/---

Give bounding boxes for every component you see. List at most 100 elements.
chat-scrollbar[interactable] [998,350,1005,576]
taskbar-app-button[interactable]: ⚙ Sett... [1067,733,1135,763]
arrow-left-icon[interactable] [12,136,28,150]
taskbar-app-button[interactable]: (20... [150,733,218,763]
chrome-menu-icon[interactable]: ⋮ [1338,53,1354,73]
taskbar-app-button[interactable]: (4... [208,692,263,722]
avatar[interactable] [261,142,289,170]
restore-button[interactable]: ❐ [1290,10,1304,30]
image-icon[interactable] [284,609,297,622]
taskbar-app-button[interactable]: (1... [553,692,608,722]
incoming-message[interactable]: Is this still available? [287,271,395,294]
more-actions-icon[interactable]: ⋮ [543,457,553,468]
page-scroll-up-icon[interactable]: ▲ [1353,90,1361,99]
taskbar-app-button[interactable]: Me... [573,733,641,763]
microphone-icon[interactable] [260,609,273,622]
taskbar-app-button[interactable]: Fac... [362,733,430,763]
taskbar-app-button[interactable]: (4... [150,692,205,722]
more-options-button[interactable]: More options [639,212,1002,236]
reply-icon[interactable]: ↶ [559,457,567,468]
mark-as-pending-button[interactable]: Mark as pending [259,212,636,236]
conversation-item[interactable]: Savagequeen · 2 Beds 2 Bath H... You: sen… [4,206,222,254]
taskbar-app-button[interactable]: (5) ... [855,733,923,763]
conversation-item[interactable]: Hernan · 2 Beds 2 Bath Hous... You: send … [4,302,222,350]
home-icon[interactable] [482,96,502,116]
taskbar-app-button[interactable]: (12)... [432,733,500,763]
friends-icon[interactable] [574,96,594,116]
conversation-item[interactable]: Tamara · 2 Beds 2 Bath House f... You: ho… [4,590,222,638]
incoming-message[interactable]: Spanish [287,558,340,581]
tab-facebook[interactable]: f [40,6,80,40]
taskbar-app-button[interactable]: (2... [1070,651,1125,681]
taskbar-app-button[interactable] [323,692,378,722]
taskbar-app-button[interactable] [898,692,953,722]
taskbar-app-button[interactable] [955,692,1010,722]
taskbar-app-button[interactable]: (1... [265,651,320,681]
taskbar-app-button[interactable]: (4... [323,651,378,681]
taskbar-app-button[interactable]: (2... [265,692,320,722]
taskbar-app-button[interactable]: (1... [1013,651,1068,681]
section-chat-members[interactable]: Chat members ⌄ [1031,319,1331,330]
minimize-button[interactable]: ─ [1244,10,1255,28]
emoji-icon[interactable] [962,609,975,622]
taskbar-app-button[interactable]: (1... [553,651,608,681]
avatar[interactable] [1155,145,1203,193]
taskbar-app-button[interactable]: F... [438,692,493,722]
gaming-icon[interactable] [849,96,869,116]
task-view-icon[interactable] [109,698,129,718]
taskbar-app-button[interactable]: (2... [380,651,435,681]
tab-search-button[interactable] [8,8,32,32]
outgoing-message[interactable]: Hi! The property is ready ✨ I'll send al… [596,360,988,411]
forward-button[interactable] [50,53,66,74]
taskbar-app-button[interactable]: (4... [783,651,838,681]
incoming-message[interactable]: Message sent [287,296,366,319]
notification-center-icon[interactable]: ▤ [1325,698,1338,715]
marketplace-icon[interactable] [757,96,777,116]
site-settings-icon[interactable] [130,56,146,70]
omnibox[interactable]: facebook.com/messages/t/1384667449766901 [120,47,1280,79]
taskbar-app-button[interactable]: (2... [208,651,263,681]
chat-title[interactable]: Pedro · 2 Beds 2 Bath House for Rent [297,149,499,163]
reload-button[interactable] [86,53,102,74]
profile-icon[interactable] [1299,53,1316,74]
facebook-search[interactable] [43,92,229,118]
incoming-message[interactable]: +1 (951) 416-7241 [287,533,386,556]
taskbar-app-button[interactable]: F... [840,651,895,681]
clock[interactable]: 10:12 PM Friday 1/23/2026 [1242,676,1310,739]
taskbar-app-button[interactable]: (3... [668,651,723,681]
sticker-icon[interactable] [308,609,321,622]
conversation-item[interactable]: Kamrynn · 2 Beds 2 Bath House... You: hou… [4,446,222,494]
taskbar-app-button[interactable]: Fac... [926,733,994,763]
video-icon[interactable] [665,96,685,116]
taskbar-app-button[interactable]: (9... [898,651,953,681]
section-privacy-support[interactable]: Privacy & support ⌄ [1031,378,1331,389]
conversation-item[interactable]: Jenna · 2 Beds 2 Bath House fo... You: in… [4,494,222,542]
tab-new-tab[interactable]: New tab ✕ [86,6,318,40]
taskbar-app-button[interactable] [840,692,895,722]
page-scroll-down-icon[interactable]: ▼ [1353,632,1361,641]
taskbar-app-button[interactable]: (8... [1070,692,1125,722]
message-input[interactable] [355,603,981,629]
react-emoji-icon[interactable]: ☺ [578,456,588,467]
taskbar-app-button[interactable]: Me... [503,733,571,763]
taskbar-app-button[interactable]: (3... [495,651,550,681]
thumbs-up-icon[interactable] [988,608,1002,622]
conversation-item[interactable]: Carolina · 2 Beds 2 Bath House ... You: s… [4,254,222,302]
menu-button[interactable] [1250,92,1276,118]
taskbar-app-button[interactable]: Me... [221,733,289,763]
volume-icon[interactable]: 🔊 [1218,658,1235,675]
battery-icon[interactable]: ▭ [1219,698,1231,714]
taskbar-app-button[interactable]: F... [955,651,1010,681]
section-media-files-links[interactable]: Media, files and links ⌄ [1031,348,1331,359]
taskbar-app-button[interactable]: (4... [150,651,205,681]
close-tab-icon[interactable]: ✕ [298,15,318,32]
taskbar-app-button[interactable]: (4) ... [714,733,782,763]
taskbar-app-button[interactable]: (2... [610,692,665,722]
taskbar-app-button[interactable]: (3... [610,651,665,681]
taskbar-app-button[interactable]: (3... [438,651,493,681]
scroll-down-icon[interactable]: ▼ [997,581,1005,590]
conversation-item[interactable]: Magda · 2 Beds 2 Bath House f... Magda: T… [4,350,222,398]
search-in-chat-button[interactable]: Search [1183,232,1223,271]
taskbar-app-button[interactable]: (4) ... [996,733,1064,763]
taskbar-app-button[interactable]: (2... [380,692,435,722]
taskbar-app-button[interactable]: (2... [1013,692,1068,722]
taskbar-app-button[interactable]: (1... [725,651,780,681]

\---

◆ BRIEF:
Reproduce the entire listing above line for line, leaving every character unchanged.

◆ RESPONSE TO THE TASK:
Give bounding boxes for every component you see. List at most 100 elements.
chat-scrollbar[interactable] [998,350,1005,576]
taskbar-app-button[interactable]: ⚙ Sett... [1067,733,1135,763]
arrow-left-icon[interactable] [12,136,28,150]
taskbar-app-button[interactable]: (20... [150,733,218,763]
chrome-menu-icon[interactable]: ⋮ [1338,53,1354,73]
taskbar-app-button[interactable]: (4... [208,692,263,722]
avatar[interactable] [261,142,289,170]
restore-button[interactable]: ❐ [1290,10,1304,30]
image-icon[interactable] [284,609,297,622]
taskbar-app-button[interactable]: (1... [553,692,608,722]
incoming-message[interactable]: Is this still available? [287,271,395,294]
more-actions-icon[interactable]: ⋮ [543,457,553,468]
page-scroll-up-icon[interactable]: ▲ [1353,90,1361,99]
taskbar-app-button[interactable]: Me... [573,733,641,763]
microphone-icon[interactable] [260,609,273,622]
taskbar-app-button[interactable]: Fac... [362,733,430,763]
taskbar-app-button[interactable]: (4... [150,692,205,722]
more-options-button[interactable]: More options [639,212,1002,236]
reply-icon[interactable]: ↶ [559,457,567,468]
mark-as-pending-button[interactable]: Mark as pending [259,212,636,236]
conversation-item[interactable]: Savagequeen · 2 Beds 2 Bath H... You: sen… [4,206,222,254]
taskbar-app-button[interactable]: (5) ... [855,733,923,763]
conversation-item[interactable]: Hernan · 2 Beds 2 Bath Hous... You: send … [4,302,222,350]
home-icon[interactable] [482,96,502,116]
taskbar-app-button[interactable]: (12)... [432,733,500,763]
friends-icon[interactable] [574,96,594,116]
conversation-item[interactable]: Tamara · 2 Beds 2 Bath House f... You: ho… [4,590,222,638]
incoming-message[interactable]: Spanish [287,558,340,581]
tab-facebook[interactable]: f [40,6,80,40]
taskbar-app-button[interactable]: (2... [1070,651,1125,681]
taskbar-app-button[interactable] [323,692,378,722]
taskbar-app-button[interactable] [898,692,953,722]
taskbar-app-button[interactable] [955,692,1010,722]
taskbar-app-button[interactable]: (1... [265,651,320,681]
taskbar-app-button[interactable]: (4... [323,651,378,681]
taskbar-app-button[interactable]: (2... [265,692,320,722]
taskbar-app-button[interactable]: (1... [1013,651,1068,681]
section-chat-members[interactable]: Chat members ⌄ [1031,319,1331,330]
minimize-button[interactable]: ─ [1244,10,1255,28]
emoji-icon[interactable] [962,609,975,622]
taskbar-app-button[interactable]: (1... [553,651,608,681]
avatar[interactable] [1155,145,1203,193]
taskbar-app-button[interactable]: F... [438,692,493,722]
gaming-icon[interactable] [849,96,869,116]
task-view-icon[interactable] [109,698,129,718]
taskbar-app-button[interactable]: (2... [380,651,435,681]
tab-search-button[interactable] [8,8,32,32]
outgoing-message[interactable]: Hi! The property is ready ✨ I'll send al… [596,360,988,411]
forward-button[interactable] [50,53,66,74]
taskbar-app-button[interactable]: (4... [783,651,838,681]
incoming-message[interactable]: Message sent [287,296,366,319]
notification-center-icon[interactable]: ▤ [1325,698,1338,715]
marketplace-icon[interactable] [757,96,777,116]
site-settings-icon[interactable] [130,56,146,70]
omnibox[interactable]: facebook.com/messages/t/1384667449766901 [120,47,1280,79]
taskbar-app-button[interactable]: (2... [208,651,263,681]
chat-title[interactable]: Pedro · 2 Beds 2 Bath House for Rent [297,149,499,163]
reload-button[interactable] [86,53,102,74]
profile-icon[interactable] [1299,53,1316,74]
facebook-search[interactable] [43,92,229,118]
incoming-message[interactable]: +1 (951) 416-7241 [287,533,386,556]
taskbar-app-button[interactable]: F... [840,651,895,681]
clock[interactable]: 10:12 PM Friday 1/23/2026 [1242,676,1310,739]
taskbar-app-button[interactable]: (3... [668,651,723,681]
sticker-icon[interactable] [308,609,321,622]
conversation-item[interactable]: Kamrynn · 2 Beds 2 Bath House... You: hou… [4,446,222,494]
taskbar-app-button[interactable]: Fac... [926,733,994,763]
video-icon[interactable] [665,96,685,116]
taskbar-app-button[interactable]: (9... [898,651,953,681]
section-privacy-support[interactable]: Privacy & support ⌄ [1031,378,1331,389]
conversation-item[interactable]: Jenna · 2 Beds 2 Bath House fo... You: in… [4,494,222,542]
tab-new-tab[interactable]: New tab ✕ [86,6,318,40]
taskbar-app-button[interactable] [840,692,895,722]
page-scroll-down-icon[interactable]: ▼ [1353,632,1361,641]
taskbar-app-button[interactable]: (8... [1070,692,1125,722]
message-input[interactable] [355,603,981,629]
react-emoji-icon[interactable]: ☺ [578,456,588,467]
taskbar-app-button[interactable]: Me... [503,733,571,763]
taskbar-app-button[interactable]: (3... [495,651,550,681]
thumbs-up-icon[interactable] [988,608,1002,622]
conversation-item[interactable]: Carolina · 2 Beds 2 Bath House ... You: s… [4,254,222,302]
menu-button[interactable] [1250,92,1276,118]
taskbar-app-button[interactable]: Me... [221,733,289,763]
volume-icon[interactable]: 🔊 [1218,658,1235,675]
battery-icon[interactable]: ▭ [1219,698,1231,714]
taskbar-app-button[interactable]: F... [955,651,1010,681]
section-media-files-links[interactable]: Media, files and links ⌄ [1031,348,1331,359]
taskbar-app-button[interactable]: (4... [150,651,205,681]
close-tab-icon[interactable]: ✕ [298,15,318,32]
taskbar-app-button[interactable]: (4) ... [714,733,782,763]
taskbar-app-button[interactable]: (2... [610,692,665,722]
taskbar-app-button[interactable]: (3... [610,651,665,681]
taskbar-app-button[interactable]: (3... [438,651,493,681]
scroll-down-icon[interactable]: ▼ [997,581,1005,590]
conversation-item[interactable]: Magda · 2 Beds 2 Bath House f... Magda: T… [4,350,222,398]
search-in-chat-button[interactable]: Search [1183,232,1223,271]
taskbar-app-button[interactable]: (4) ... [996,733,1064,763]
taskbar-app-button[interactable]: (2... [380,692,435,722]
taskbar-app-button[interactable]: (2... [1013,692,1068,722]
taskbar-app-button[interactable]: (1... [725,651,780,681]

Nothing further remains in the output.